Text block:
══════════════════════════════
= Hamilton–Reynolds affair =

Sex scandal in early United States history

Alexander Hamilton at around the time of the scandal, 1792

The Hamilton-Reynolds affair was the first major sex scandal in United States political history. It involved Secretary of the Treasury Alexander Hamilton, who conducted an affair with Maria Reynolds from 1791 to 1792, during the presidency of George Washington. After he discovered the affair, Reynolds' husband, James Reynolds, blackmailed Hamilton, who paid him over $1,300 in hush money, about a third of his annual income. In 1797, Hamilton publicly admitted to the affair after his political enemies accused him of financial corruption during his time as the Treasury Secretary. Hamilton responded by writing, "The charge against me is a connection with one James Reynolds for purposes of improper pecuniary speculation. My real crime is an amorous connection with his wife, for a considerable time with his privity and connivance."

James Monroe was among the first men to be informed of this scandal, and he leaked information about it to Thomas Jefferson. Jefferson used the information to start rumors about Hamilton's private life. In 1797, Hamilton and Monroe challenged each other to a duel over this incident. The duel was averted by the intercession of Aaron Burr, who ironically would kill Hamilton in a duel a few years later in 1804.

==Background==
In the summer of 1791, 23-year-old Maria Reynolds allegedly approached the married 34-year-old Alexander Hamilton in Philadelphia to request his help and financial aid by claiming that her husband, James, had abandoned her. Hamilton did not have any money on him, so he retrieved her address to deliver the funds in person. Once Hamilton arrived at the boarding house at which Maria was lodging, she brought him upstairs and led him into her bedroom.He later recounted, "I took the bill out of my pocket and gave it to her. Some conversation ensued from which it was quickly apparent that other than pecuniary consolation would be acceptable." The two began an illicit affair that would last, with varying frequency, until approximately June 1792.

Over the course of those months, while the affair took place, James Reynolds was well aware of his wife's unfaithfulness. He continually supported their relationship to gain regular blackmail money from Hamilton.
══════════════════════════════
Recorded information:
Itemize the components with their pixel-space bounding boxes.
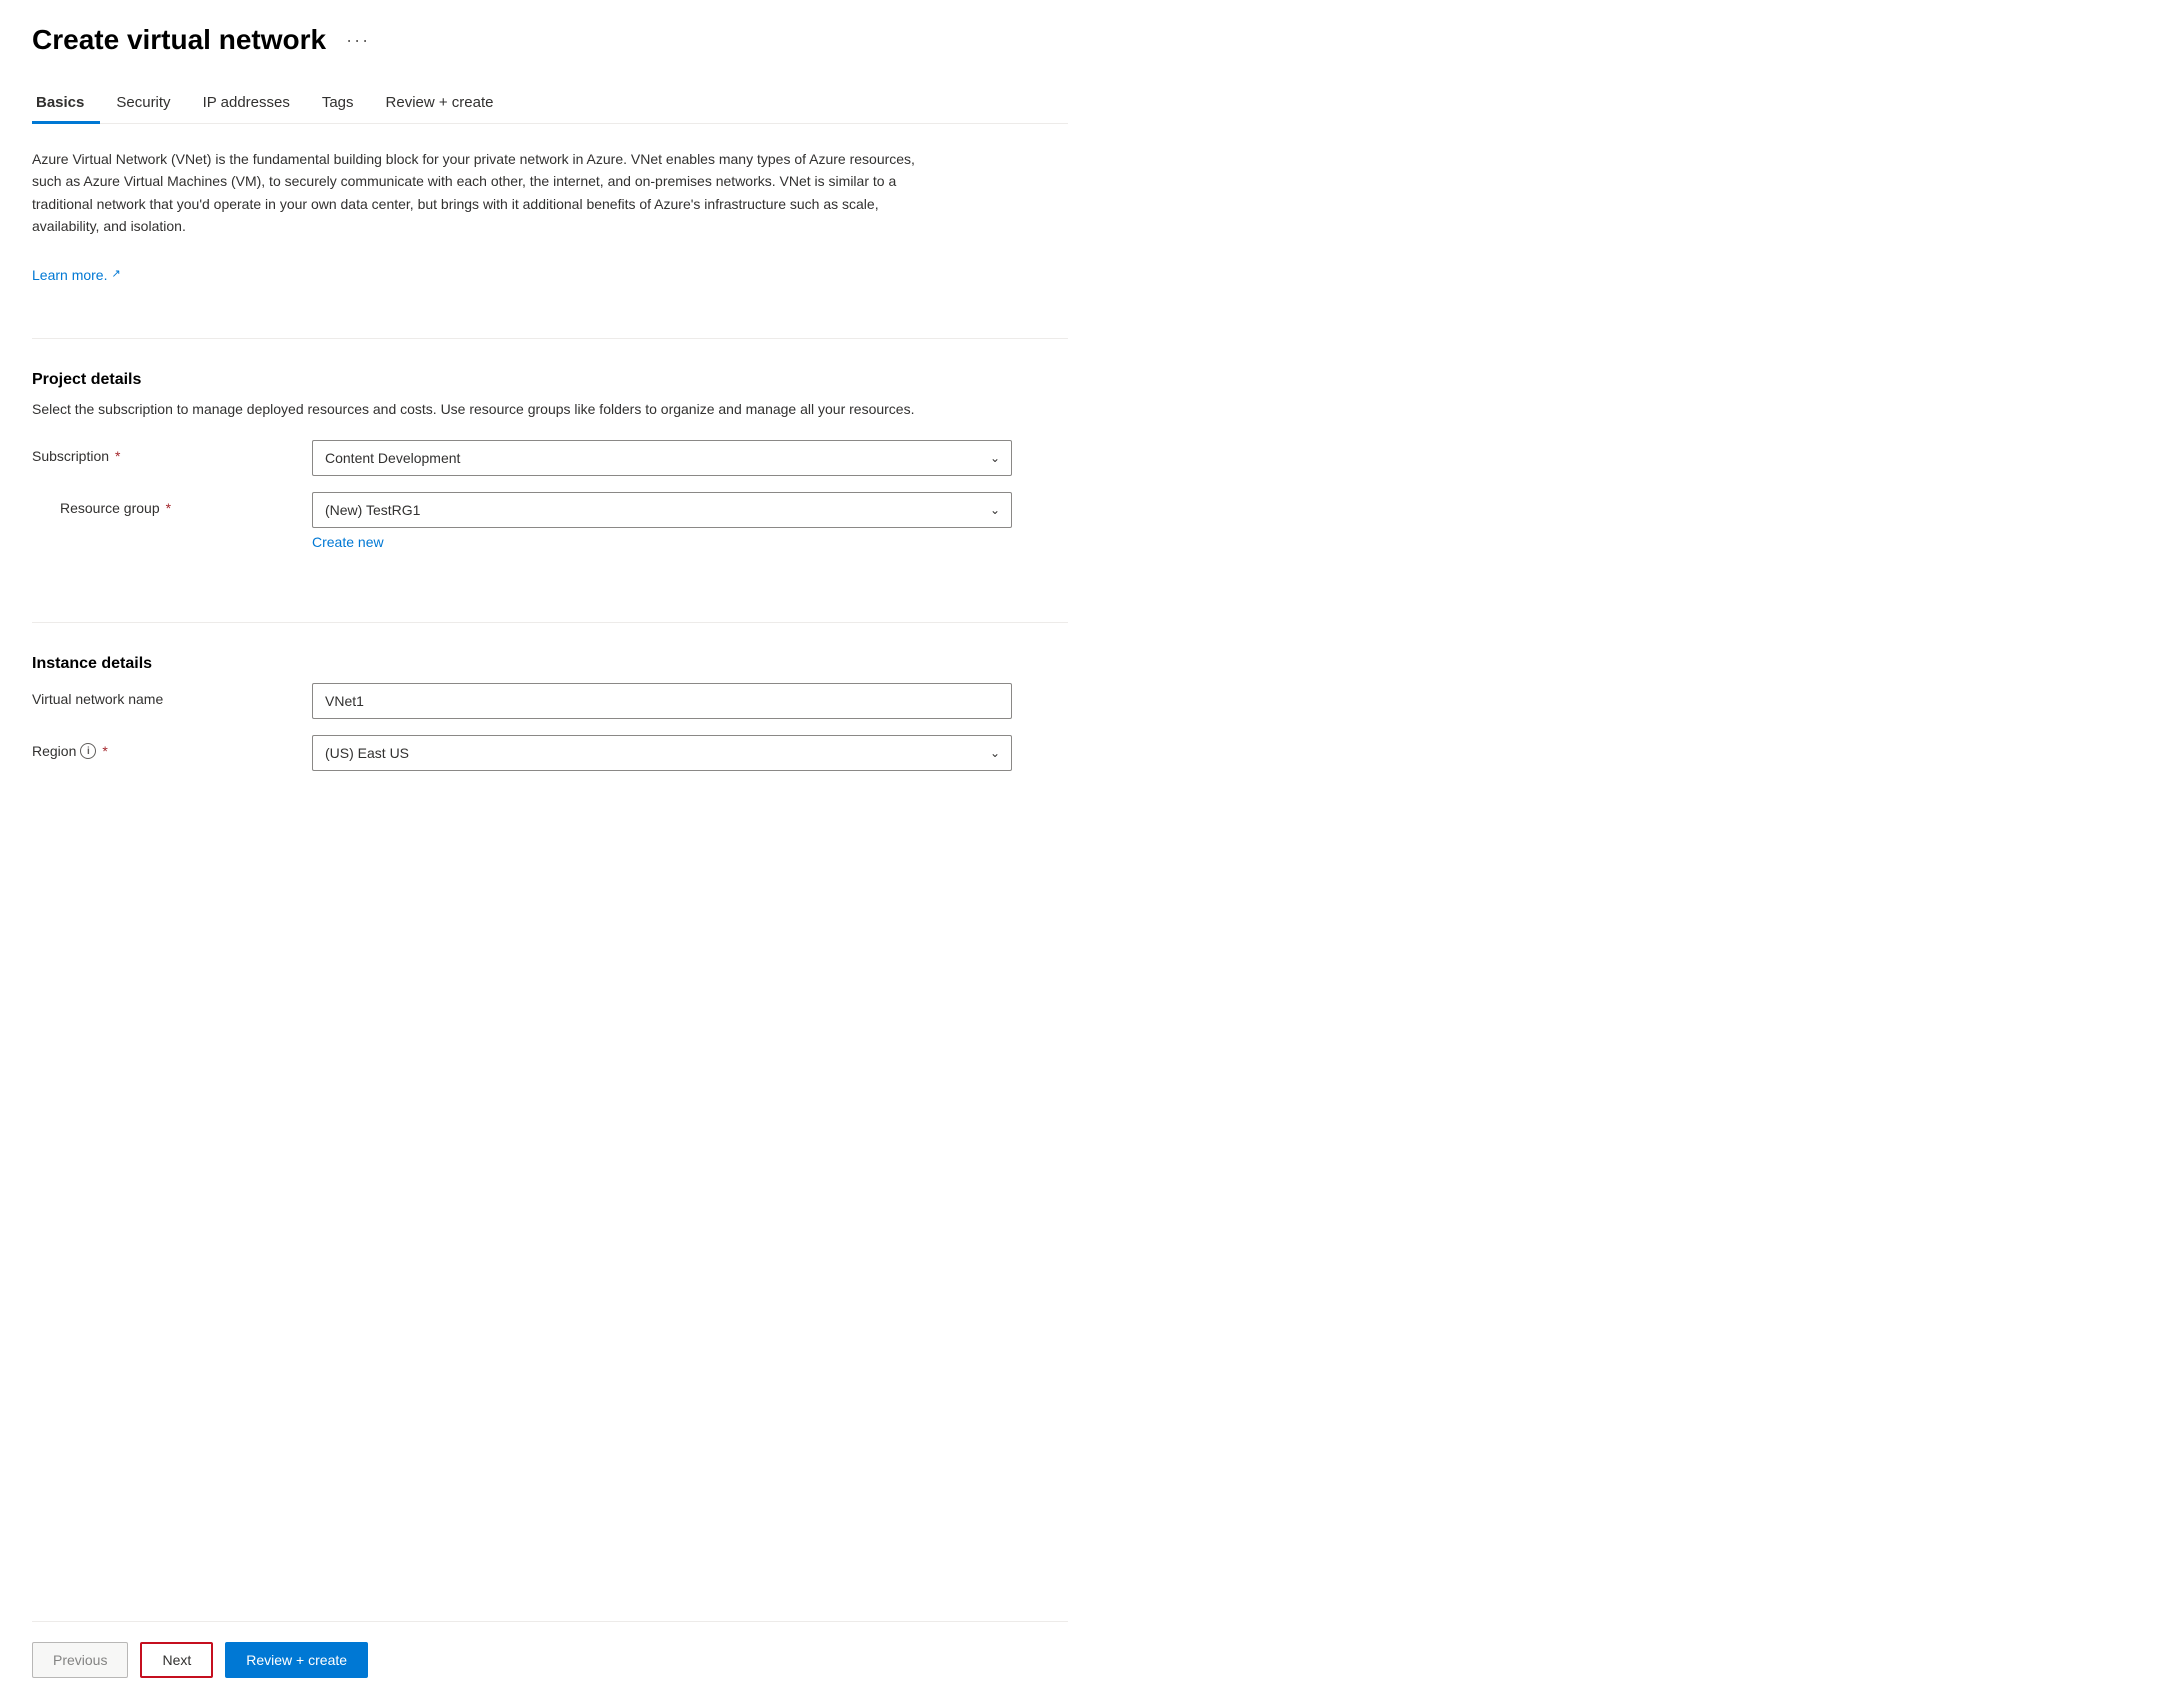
══════════════════════════════
Prompt 1: In the text on the Hamilton–Reynolds affair, whose intervention averted the 1797 duel between Hamilton and Monroe?
Prompt 2: Copy the part of the Hamilton–Reynolds affair text starting at "James Monroe was" and ending at "later in 1804.".

Worked answer 1: Aaron Burr's intervention averted the duel.

Worked answer 2:
James Monroe was among the first men to be informed of this scandal, and he leaked information about it to Thomas Jefferson. Jefferson used the information to start rumors about Hamilton's private life. In 1797, Hamilton and Monroe challenged each other to a duel over this incident. The duel was averted by the intercession of Aaron Burr, who ironically would kill Hamilton in a duel a few years later in 1804.